## Begin STORED RECORDS

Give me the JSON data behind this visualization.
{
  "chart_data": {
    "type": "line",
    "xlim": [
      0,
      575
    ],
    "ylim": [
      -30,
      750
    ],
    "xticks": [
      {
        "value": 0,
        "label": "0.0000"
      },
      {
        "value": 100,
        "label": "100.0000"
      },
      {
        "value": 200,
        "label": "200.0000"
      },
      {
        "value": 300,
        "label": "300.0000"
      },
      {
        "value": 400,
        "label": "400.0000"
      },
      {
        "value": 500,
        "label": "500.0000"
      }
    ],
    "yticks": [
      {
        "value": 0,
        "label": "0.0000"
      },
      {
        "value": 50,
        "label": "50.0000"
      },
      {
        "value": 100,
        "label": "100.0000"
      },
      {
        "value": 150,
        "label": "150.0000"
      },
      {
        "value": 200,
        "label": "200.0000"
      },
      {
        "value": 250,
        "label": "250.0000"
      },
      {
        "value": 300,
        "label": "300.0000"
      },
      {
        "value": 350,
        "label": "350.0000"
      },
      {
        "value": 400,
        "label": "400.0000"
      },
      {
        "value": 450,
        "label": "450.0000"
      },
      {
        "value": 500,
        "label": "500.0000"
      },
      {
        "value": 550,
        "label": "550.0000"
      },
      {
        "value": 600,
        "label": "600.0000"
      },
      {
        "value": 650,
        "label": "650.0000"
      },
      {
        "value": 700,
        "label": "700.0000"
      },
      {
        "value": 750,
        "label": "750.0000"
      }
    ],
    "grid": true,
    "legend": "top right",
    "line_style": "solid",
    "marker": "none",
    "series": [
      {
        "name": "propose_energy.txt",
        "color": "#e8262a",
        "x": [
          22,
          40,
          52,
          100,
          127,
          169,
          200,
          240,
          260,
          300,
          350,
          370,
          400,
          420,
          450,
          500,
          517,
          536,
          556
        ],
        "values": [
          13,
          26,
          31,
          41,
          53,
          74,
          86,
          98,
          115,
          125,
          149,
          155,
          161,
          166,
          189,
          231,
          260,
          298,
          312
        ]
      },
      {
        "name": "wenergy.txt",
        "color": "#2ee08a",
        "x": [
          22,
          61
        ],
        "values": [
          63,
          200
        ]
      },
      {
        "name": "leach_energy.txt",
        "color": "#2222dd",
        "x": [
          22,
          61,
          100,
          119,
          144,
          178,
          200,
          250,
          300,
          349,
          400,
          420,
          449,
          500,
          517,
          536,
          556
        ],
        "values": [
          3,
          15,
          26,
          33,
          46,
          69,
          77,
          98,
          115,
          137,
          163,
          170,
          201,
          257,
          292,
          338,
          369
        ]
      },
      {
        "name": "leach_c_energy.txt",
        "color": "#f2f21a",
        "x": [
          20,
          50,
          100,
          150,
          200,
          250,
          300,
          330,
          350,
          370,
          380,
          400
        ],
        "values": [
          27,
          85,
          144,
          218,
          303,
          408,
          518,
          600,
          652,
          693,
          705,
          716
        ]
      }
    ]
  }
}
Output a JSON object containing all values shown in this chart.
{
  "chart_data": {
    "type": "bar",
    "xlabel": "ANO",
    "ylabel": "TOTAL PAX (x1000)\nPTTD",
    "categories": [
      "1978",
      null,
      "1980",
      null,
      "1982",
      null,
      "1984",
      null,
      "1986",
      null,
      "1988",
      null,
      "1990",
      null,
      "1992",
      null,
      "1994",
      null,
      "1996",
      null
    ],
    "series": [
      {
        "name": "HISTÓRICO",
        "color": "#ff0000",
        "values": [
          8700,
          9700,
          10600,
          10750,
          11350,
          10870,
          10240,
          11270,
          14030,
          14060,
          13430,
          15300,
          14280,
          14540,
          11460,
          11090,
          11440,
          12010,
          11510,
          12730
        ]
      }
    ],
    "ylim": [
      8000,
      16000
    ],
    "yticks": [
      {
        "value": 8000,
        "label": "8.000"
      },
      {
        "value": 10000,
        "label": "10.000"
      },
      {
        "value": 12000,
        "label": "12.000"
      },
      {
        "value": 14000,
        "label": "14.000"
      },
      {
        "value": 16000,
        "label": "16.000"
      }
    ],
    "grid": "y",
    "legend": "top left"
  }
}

## End STORED RECORDS

▶ **PROMPT**
In the records above, locate each line with the word "color". Copy all such lines.

▶ **ANSWER TO THIS TASK**
        "color": "#e8262a",
        "color": "#2ee08a",
        "color": "#2222dd",
        "color": "#f2f21a",
        "color": "#ff0000",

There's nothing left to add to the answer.